[Start of Input data]
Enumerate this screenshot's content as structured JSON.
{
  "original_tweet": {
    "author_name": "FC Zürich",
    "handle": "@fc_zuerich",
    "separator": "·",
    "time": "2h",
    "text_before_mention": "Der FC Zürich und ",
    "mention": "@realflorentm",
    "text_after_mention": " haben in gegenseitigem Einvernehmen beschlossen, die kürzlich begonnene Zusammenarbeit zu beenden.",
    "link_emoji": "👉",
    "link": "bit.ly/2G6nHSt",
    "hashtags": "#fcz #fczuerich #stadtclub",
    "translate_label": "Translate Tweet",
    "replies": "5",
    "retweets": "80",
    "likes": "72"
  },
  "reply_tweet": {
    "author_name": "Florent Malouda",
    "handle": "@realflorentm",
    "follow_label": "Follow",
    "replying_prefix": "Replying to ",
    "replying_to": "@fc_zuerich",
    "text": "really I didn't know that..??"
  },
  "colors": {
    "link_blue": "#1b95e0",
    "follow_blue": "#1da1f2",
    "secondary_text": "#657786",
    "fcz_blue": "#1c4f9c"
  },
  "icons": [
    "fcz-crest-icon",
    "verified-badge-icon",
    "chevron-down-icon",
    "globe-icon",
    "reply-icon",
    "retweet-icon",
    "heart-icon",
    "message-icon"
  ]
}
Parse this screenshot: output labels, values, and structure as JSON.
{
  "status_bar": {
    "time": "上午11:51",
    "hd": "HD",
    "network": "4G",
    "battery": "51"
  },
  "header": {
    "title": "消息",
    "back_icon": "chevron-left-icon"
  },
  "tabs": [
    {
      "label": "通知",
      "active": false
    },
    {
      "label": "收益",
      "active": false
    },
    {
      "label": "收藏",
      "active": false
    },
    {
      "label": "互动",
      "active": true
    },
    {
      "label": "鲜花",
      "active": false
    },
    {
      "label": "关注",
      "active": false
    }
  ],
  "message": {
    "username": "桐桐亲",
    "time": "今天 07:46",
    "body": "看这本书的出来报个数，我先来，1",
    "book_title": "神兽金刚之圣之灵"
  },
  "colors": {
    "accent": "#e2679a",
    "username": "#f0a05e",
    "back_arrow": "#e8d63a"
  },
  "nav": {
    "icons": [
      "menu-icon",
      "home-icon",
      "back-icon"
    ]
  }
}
[End of Input data]
Problem description: Going through the records above, state how many lines carry "Zürich", with no other text.

Complete output: 2